- **What to produce**
Search the records for the word "Tools" and pick out every line that has it.

- **Data for the task**
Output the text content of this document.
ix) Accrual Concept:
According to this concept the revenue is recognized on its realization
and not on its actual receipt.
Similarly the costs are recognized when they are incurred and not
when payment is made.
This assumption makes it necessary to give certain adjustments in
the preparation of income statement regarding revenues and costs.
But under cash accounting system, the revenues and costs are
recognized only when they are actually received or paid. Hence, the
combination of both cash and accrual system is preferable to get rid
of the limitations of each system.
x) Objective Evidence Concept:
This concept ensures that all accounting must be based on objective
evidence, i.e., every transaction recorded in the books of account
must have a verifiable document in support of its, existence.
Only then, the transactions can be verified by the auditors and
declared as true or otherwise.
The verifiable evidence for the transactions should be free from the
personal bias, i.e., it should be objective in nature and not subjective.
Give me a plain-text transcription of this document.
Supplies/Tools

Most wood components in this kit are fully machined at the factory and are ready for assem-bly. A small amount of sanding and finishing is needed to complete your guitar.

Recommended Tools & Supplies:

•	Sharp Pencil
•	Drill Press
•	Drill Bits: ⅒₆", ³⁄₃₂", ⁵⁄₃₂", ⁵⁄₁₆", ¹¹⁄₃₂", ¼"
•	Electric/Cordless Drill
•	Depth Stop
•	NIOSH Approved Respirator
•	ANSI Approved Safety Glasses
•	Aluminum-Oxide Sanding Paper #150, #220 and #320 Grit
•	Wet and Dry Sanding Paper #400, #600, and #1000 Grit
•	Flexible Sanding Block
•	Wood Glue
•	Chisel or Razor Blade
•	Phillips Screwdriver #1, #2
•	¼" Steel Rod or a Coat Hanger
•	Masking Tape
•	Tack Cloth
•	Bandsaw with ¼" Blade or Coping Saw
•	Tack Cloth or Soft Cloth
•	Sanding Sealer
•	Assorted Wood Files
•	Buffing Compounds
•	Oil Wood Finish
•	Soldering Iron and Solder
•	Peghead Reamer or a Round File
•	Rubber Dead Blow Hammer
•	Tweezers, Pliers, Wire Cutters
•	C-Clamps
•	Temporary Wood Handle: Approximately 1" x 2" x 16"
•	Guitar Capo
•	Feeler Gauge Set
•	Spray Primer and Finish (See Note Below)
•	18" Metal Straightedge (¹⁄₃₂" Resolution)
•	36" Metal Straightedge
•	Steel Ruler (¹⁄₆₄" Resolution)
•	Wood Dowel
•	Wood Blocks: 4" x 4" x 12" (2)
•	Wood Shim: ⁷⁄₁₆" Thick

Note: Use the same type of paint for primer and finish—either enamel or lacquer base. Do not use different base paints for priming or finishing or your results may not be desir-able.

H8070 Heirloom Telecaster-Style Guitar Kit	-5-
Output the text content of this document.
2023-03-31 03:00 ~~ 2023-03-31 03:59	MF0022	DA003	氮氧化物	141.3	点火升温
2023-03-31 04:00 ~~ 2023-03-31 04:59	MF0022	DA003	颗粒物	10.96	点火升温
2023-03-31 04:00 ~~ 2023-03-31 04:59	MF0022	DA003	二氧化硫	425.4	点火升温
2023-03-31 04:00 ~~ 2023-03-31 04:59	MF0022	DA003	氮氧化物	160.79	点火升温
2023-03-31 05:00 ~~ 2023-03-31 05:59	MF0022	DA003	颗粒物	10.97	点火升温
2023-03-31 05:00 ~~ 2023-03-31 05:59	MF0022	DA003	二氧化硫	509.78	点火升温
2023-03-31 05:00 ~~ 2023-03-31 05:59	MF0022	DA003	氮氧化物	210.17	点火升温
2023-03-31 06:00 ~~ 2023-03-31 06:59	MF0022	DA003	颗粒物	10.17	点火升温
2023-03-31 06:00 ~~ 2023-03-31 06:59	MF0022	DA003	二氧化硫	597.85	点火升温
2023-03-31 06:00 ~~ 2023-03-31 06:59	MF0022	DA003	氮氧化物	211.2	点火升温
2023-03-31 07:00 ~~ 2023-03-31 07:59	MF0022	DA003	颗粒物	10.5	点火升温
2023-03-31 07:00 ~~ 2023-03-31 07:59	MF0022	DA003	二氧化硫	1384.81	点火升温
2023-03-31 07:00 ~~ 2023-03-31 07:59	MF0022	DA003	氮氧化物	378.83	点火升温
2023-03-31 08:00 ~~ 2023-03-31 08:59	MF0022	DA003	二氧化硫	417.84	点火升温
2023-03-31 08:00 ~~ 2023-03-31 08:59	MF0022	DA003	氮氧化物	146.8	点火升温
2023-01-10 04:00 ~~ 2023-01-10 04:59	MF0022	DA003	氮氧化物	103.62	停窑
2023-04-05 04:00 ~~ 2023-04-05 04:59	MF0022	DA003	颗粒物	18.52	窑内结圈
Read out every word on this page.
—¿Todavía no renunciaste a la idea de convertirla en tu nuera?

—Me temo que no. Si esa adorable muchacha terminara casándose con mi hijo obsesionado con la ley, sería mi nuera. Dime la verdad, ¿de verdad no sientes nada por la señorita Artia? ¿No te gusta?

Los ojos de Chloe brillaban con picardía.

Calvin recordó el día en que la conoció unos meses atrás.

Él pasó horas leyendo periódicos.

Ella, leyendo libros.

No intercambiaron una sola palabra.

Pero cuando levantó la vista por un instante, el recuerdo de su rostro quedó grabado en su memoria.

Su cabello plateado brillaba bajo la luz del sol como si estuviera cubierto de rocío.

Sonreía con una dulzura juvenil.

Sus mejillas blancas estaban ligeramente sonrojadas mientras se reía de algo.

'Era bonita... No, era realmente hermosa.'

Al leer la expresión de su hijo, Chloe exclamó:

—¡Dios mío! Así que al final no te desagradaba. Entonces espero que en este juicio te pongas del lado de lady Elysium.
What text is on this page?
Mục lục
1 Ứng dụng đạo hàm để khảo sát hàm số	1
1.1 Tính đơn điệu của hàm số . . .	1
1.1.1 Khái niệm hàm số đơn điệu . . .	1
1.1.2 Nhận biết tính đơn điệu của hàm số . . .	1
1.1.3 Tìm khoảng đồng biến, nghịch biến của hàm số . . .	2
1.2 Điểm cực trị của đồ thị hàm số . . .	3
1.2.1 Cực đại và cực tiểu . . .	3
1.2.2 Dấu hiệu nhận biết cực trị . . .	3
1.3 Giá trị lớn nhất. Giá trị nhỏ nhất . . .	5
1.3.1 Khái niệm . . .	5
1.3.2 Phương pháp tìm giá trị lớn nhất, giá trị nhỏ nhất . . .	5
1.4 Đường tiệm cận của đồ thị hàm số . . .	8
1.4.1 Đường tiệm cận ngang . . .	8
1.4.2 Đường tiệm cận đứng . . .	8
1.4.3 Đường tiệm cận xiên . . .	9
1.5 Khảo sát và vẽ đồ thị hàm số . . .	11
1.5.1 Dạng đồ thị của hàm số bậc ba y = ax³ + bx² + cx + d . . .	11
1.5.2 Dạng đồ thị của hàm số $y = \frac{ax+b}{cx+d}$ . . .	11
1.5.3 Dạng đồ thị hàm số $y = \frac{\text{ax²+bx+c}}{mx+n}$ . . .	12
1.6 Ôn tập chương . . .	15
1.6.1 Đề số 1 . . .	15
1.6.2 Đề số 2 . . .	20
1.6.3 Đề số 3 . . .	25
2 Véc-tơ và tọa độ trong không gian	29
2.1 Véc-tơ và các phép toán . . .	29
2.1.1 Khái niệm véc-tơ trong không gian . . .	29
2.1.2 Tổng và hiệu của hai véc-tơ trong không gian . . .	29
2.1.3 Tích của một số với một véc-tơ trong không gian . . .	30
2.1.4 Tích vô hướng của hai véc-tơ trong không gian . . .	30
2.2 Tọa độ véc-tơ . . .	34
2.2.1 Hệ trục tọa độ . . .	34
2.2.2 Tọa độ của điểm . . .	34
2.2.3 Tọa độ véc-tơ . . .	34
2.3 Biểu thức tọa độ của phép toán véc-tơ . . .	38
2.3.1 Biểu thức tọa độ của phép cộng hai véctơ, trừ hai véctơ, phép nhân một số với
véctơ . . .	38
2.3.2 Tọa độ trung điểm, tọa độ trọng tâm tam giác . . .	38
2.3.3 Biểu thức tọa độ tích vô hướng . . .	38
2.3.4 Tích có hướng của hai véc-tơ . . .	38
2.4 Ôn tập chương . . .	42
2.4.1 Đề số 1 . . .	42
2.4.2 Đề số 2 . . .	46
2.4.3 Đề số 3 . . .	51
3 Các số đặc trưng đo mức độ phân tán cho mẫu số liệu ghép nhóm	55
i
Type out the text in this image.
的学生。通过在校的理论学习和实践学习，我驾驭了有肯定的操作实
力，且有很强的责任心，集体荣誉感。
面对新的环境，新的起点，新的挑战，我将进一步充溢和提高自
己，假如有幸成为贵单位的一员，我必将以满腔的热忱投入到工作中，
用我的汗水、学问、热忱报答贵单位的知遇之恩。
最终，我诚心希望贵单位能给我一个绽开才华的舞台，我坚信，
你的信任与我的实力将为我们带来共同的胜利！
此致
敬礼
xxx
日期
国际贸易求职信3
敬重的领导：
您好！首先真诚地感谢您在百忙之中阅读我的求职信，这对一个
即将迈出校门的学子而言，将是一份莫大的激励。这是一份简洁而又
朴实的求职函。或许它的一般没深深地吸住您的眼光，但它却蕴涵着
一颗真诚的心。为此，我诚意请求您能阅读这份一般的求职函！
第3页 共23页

- **The reply**
Supplies/Tools
Recommended Tools & Supplies:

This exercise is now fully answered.